* [SET PROBLEM]: Pull every line containing "internal" from the entries.

*** RAW DATA ***

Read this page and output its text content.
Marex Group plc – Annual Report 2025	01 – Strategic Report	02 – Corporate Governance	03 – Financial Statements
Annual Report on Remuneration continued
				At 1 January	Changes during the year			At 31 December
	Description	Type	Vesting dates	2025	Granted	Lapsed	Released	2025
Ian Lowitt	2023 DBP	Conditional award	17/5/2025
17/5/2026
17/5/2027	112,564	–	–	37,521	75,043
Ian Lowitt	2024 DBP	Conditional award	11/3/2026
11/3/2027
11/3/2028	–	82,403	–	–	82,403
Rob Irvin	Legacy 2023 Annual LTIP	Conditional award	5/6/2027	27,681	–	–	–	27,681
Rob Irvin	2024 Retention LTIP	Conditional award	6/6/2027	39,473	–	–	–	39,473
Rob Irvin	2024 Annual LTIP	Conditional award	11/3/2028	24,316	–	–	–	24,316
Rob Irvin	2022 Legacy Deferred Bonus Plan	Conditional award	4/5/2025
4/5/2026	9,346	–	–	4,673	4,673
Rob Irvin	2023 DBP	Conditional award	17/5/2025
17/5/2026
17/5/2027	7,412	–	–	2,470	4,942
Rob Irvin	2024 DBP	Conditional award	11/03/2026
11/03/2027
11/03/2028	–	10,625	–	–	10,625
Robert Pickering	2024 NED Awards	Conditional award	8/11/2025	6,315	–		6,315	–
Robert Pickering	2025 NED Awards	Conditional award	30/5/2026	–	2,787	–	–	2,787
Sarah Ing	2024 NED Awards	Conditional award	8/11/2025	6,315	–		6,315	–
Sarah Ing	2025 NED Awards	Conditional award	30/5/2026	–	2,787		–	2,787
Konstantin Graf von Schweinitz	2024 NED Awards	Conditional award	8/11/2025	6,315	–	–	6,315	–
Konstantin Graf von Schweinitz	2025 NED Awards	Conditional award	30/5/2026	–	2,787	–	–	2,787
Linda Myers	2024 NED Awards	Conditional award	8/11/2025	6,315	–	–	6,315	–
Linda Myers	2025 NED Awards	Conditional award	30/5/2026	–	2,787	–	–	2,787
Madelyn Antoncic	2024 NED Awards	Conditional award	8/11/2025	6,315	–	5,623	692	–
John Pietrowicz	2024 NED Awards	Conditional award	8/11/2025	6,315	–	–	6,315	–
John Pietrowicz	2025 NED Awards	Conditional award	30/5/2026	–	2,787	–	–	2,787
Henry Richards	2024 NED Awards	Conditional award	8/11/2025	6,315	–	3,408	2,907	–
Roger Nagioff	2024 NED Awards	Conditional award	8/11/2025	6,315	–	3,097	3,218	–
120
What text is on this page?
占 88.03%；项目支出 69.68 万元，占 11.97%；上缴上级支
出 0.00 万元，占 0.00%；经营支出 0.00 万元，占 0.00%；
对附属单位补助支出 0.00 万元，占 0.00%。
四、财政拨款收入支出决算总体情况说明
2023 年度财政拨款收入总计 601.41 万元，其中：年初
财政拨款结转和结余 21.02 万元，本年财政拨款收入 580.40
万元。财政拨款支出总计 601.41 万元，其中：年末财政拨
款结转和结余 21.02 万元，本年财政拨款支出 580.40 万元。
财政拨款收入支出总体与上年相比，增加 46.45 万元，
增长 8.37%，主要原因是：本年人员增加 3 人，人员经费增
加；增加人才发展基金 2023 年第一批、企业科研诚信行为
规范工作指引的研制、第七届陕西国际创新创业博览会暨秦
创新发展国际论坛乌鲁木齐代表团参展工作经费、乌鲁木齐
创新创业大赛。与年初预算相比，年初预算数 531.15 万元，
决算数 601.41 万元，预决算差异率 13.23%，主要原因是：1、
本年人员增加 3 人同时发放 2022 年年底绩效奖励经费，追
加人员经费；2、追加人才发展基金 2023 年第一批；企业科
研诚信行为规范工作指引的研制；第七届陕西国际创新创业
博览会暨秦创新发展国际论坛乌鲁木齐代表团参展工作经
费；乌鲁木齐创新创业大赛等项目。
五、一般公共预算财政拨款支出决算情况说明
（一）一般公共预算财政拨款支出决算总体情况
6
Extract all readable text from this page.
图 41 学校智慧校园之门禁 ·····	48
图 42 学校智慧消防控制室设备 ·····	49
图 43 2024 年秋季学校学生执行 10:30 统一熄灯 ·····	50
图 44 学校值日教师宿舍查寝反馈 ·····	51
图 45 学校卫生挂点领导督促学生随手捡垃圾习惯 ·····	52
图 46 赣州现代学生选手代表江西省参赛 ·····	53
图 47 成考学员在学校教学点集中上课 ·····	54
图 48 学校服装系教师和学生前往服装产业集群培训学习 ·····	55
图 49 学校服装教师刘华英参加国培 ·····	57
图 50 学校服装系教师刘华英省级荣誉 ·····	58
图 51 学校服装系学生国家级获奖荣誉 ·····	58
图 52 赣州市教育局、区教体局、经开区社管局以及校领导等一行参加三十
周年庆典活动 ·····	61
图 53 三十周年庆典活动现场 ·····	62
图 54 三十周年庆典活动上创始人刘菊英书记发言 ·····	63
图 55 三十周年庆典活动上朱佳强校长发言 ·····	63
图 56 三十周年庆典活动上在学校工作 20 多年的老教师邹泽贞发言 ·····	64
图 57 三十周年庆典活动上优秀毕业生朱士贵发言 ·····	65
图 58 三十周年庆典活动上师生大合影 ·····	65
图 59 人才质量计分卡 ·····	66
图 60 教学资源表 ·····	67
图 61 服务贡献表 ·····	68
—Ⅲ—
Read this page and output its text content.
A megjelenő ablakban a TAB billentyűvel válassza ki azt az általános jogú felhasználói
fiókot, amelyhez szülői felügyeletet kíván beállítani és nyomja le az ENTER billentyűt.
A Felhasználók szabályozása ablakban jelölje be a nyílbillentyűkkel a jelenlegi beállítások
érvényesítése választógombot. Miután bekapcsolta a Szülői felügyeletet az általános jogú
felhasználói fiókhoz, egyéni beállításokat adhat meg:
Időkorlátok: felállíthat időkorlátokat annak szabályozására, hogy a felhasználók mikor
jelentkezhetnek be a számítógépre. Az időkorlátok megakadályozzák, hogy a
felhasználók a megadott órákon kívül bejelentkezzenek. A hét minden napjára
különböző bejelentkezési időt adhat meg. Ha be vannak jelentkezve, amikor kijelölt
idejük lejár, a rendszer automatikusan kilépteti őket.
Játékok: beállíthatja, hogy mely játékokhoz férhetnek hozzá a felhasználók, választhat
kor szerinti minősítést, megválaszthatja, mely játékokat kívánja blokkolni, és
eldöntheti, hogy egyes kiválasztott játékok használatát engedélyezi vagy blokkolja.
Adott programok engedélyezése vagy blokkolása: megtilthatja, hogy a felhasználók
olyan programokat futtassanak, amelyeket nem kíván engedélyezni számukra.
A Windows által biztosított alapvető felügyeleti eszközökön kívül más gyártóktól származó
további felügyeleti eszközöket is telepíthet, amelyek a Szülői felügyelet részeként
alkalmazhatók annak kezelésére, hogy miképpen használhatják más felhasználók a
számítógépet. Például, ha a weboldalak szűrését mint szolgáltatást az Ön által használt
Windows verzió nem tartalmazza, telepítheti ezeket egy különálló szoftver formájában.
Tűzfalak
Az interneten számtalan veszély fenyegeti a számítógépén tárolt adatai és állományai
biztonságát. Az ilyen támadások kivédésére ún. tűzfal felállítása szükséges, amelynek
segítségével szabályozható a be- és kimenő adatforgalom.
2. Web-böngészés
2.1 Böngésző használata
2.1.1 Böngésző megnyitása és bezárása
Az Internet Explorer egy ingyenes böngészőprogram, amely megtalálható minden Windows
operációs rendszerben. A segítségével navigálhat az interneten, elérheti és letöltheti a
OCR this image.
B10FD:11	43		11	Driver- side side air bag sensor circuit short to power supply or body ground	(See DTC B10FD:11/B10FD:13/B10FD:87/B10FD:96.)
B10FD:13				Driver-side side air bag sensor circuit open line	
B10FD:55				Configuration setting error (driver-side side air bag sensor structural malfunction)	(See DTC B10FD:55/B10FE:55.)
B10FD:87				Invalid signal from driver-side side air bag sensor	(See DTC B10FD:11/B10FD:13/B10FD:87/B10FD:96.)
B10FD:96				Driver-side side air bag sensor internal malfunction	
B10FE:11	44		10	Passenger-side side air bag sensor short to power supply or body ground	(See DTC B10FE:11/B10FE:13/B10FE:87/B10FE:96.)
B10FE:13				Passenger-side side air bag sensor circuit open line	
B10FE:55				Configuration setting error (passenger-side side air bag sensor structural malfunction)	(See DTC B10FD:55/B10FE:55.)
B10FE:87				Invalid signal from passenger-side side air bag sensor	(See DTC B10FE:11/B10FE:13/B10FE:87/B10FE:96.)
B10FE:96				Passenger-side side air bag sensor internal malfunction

***

* [ANSWER IN FULL]:
B10FD:96				Driver-side side air bag sensor internal malfunction	
B10FE:96				Passenger-side side air bag sensor internal malfunction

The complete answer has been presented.